_Task statement_: Write out the lines below word for word, omitting the pictures.

_Input material_:
-- Begin --

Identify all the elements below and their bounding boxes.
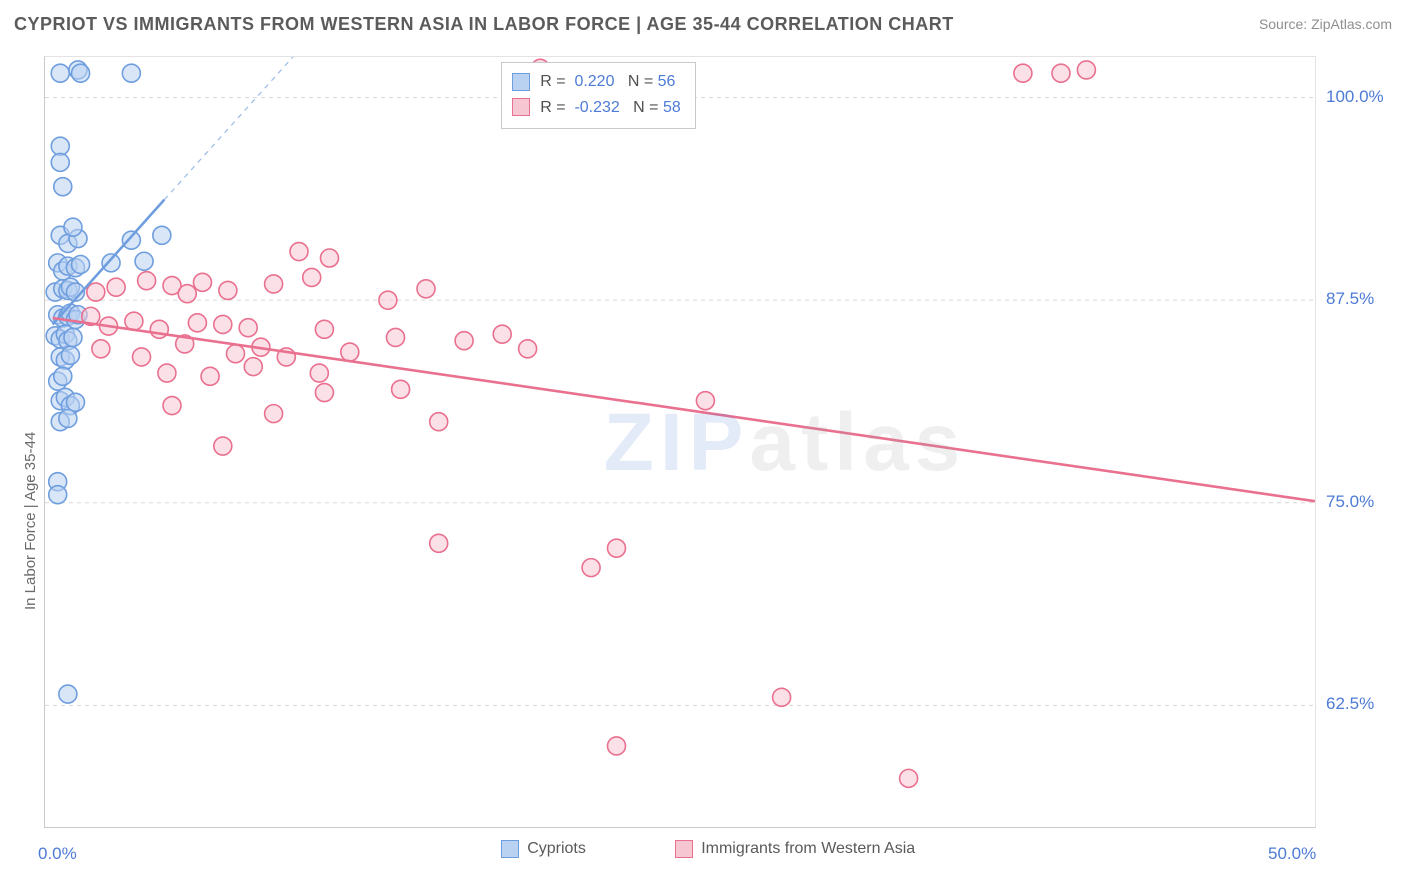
correlation-legend: R = 0.220 N = 56R = -0.232 N = 58 [501,62,696,129]
chart-title: CYPRIOT VS IMMIGRANTS FROM WESTERN ASIA … [14,14,954,35]
legend-swatch [675,840,693,858]
x-left-label: 0.0% [38,844,77,864]
plot-area: ZIPatlas [44,56,1316,828]
y-tick-label: 75.0% [1326,492,1374,512]
legend-item: Cypriots [501,840,586,858]
legend-swatch [501,840,519,858]
y-tick-label: 100.0% [1326,87,1384,107]
legend-swatch [512,73,530,91]
scatter-svg [45,57,1315,827]
corr-legend-row: R = 0.220 N = 56 [512,69,681,95]
y-tick-label: 87.5% [1326,289,1374,309]
source-attribution: Source: ZipAtlas.com [1259,16,1392,32]
legend-label: Immigrants from Western Asia [701,840,915,858]
legend-item: Immigrants from Western Asia [675,840,915,858]
y-axis-label: In Labor Force | Age 35-44 [22,432,39,610]
legend-label: Cypriots [527,840,586,858]
legend-swatch [512,98,530,116]
y-tick-label: 62.5% [1326,694,1374,714]
x-right-label: 50.0% [1268,844,1316,864]
corr-legend-row: R = -0.232 N = 58 [512,95,681,121]
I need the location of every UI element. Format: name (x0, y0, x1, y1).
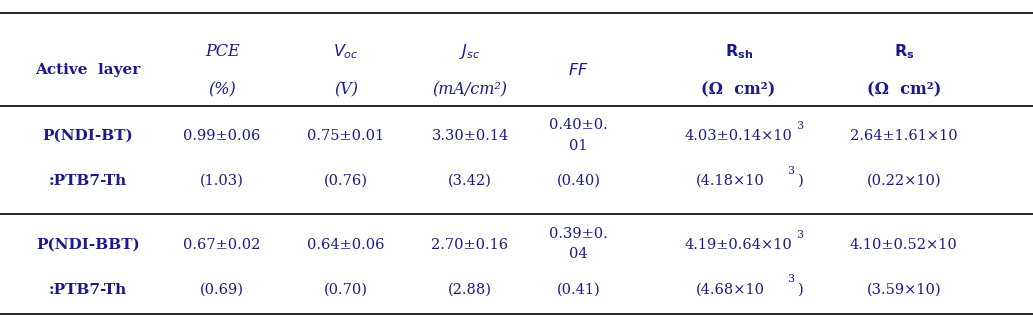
Text: Active  layer: Active layer (35, 63, 140, 77)
Text: P(NDI-BT): P(NDI-BT) (42, 129, 133, 143)
Text: 3: 3 (787, 274, 794, 284)
Text: (V): (V) (334, 81, 358, 98)
Text: $\mathbf{R_{s}}$: $\mathbf{R_{s}}$ (894, 42, 914, 60)
Text: 4.10±0.52×10: 4.10±0.52×10 (850, 238, 958, 252)
Text: :PTB7-Th: :PTB7-Th (49, 283, 127, 297)
Text: 0.64±0.06: 0.64±0.06 (307, 238, 385, 252)
Text: 0.99±0.06: 0.99±0.06 (184, 129, 260, 143)
Text: (mA/cm²): (mA/cm²) (433, 81, 507, 98)
Text: (0.69): (0.69) (200, 283, 244, 297)
Text: (3.42): (3.42) (448, 174, 492, 188)
Text: ): ) (797, 283, 804, 297)
Text: (Ω  cm²): (Ω cm²) (867, 81, 941, 98)
Text: (4.18×10: (4.18×10 (696, 174, 764, 188)
Text: 4.19±0.64×10: 4.19±0.64×10 (685, 238, 792, 252)
Text: 2.64±1.61×10: 2.64±1.61×10 (850, 129, 958, 143)
Text: (0.41): (0.41) (557, 283, 600, 297)
Text: 0.40±0.: 0.40±0. (550, 118, 607, 132)
Text: 3: 3 (796, 229, 804, 240)
Text: $\mathit{FF}$: $\mathit{FF}$ (568, 62, 589, 79)
Text: (Ω  cm²): (Ω cm²) (701, 81, 776, 98)
Text: $\mathbf{R_{sh}}$: $\mathbf{R_{sh}}$ (724, 42, 753, 60)
Text: (2.88): (2.88) (448, 283, 492, 297)
Text: 0.67±0.02: 0.67±0.02 (184, 238, 260, 252)
Text: $\mathit{J}_{sc}$: $\mathit{J}_{sc}$ (460, 42, 480, 61)
Text: 01: 01 (569, 139, 588, 153)
Text: (0.76): (0.76) (324, 174, 368, 188)
Text: (%): (%) (209, 81, 236, 98)
Text: 3: 3 (787, 165, 794, 176)
Text: $\mathit{V}_{oc}$: $\mathit{V}_{oc}$ (334, 42, 358, 60)
Text: (1.03): (1.03) (200, 174, 244, 188)
Text: :PTB7-Th: :PTB7-Th (49, 174, 127, 188)
Text: (3.59×10): (3.59×10) (867, 283, 941, 297)
Text: 0.39±0.: 0.39±0. (550, 227, 607, 241)
Text: PCE: PCE (205, 43, 240, 60)
Text: (0.40): (0.40) (557, 174, 600, 188)
Text: 2.70±0.16: 2.70±0.16 (432, 238, 508, 252)
Text: (0.70): (0.70) (324, 283, 368, 297)
Text: (4.68×10: (4.68×10 (696, 283, 764, 297)
Text: P(NDI-BBT): P(NDI-BBT) (36, 238, 139, 252)
Text: 3: 3 (796, 121, 804, 131)
Text: 04: 04 (569, 247, 588, 261)
Text: 3.30±0.14: 3.30±0.14 (432, 129, 508, 143)
Text: 4.03±0.14×10: 4.03±0.14×10 (685, 129, 792, 143)
Text: ): ) (797, 174, 804, 188)
Text: (0.22×10): (0.22×10) (867, 174, 941, 188)
Text: 0.75±0.01: 0.75±0.01 (308, 129, 384, 143)
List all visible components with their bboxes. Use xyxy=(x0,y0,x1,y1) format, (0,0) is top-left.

-- End --

_Result below_:
Identify all the elements below and their bounding boxes.
correlation-legend: R = 0.220 N = 56R = -0.232 N = 58 [501,62,696,129]
chart-title: CYPRIOT VS IMMIGRANTS FROM WESTERN ASIA … [14,14,954,35]
legend-swatch [675,840,693,858]
x-left-label: 0.0% [38,844,77,864]
plot-area: ZIPatlas [44,56,1316,828]
y-tick-label: 75.0% [1326,492,1374,512]
legend-item: Cypriots [501,840,586,858]
legend-swatch [501,840,519,858]
y-tick-label: 100.0% [1326,87,1384,107]
legend-swatch [512,73,530,91]
scatter-svg [45,57,1315,827]
corr-legend-row: R = 0.220 N = 56 [512,69,681,95]
y-tick-label: 87.5% [1326,289,1374,309]
source-attribution: Source: ZipAtlas.com [1259,16,1392,32]
legend-label: Immigrants from Western Asia [701,840,915,858]
legend-item: Immigrants from Western Asia [675,840,915,858]
y-axis-label: In Labor Force | Age 35-44 [22,432,39,610]
legend-label: Cypriots [527,840,586,858]
legend-swatch [512,98,530,116]
y-tick-label: 62.5% [1326,694,1374,714]
x-right-label: 50.0% [1268,844,1316,864]
corr-legend-row: R = -0.232 N = 58 [512,95,681,121]
I need the location of every UI element. Format: name (x0, y0, x1, y1).
Text: Active  layer: Active layer (35, 63, 140, 77)
Text: P(NDI-BT): P(NDI-BT) (42, 129, 133, 143)
Text: 3: 3 (787, 274, 794, 284)
Text: (V): (V) (334, 81, 358, 98)
Text: $\mathbf{R_{s}}$: $\mathbf{R_{s}}$ (894, 42, 914, 60)
Text: 4.10±0.52×10: 4.10±0.52×10 (850, 238, 958, 252)
Text: :PTB7-Th: :PTB7-Th (49, 283, 127, 297)
Text: 0.64±0.06: 0.64±0.06 (307, 238, 385, 252)
Text: 0.99±0.06: 0.99±0.06 (184, 129, 260, 143)
Text: (mA/cm²): (mA/cm²) (433, 81, 507, 98)
Text: (0.69): (0.69) (200, 283, 244, 297)
Text: (3.42): (3.42) (448, 174, 492, 188)
Text: ): ) (797, 283, 804, 297)
Text: (Ω  cm²): (Ω cm²) (867, 81, 941, 98)
Text: (4.18×10: (4.18×10 (696, 174, 764, 188)
Text: 4.19±0.64×10: 4.19±0.64×10 (685, 238, 792, 252)
Text: 2.64±1.61×10: 2.64±1.61×10 (850, 129, 958, 143)
Text: (0.41): (0.41) (557, 283, 600, 297)
Text: 0.40±0.: 0.40±0. (550, 118, 607, 132)
Text: 3: 3 (796, 229, 804, 240)
Text: $\mathit{FF}$: $\mathit{FF}$ (568, 62, 589, 79)
Text: (Ω  cm²): (Ω cm²) (701, 81, 776, 98)
Text: $\mathbf{R_{sh}}$: $\mathbf{R_{sh}}$ (724, 42, 753, 60)
Text: (2.88): (2.88) (448, 283, 492, 297)
Text: 0.67±0.02: 0.67±0.02 (184, 238, 260, 252)
Text: $\mathit{J}_{sc}$: $\mathit{J}_{sc}$ (460, 42, 480, 61)
Text: 01: 01 (569, 139, 588, 153)
Text: (0.76): (0.76) (324, 174, 368, 188)
Text: (%): (%) (209, 81, 236, 98)
Text: 3: 3 (787, 165, 794, 176)
Text: $\mathit{V}_{oc}$: $\mathit{V}_{oc}$ (334, 42, 358, 60)
Text: (1.03): (1.03) (200, 174, 244, 188)
Text: :PTB7-Th: :PTB7-Th (49, 174, 127, 188)
Text: (3.59×10): (3.59×10) (867, 283, 941, 297)
Text: 0.39±0.: 0.39±0. (550, 227, 607, 241)
Text: PCE: PCE (205, 43, 240, 60)
Text: (0.40): (0.40) (557, 174, 600, 188)
Text: 2.70±0.16: 2.70±0.16 (432, 238, 508, 252)
Text: (0.70): (0.70) (324, 283, 368, 297)
Text: (4.68×10: (4.68×10 (696, 283, 764, 297)
Text: P(NDI-BBT): P(NDI-BBT) (36, 238, 139, 252)
Text: 3: 3 (796, 121, 804, 131)
Text: 04: 04 (569, 247, 588, 261)
Text: 3.30±0.14: 3.30±0.14 (432, 129, 508, 143)
Text: 4.03±0.14×10: 4.03±0.14×10 (685, 129, 792, 143)
Text: ): ) (797, 174, 804, 188)
Text: (0.22×10): (0.22×10) (867, 174, 941, 188)
Text: 0.75±0.01: 0.75±0.01 (308, 129, 384, 143)
List all visible components with their bboxes. Use xyxy=(x0,y0,x1,y1) format, (0,0) is top-left.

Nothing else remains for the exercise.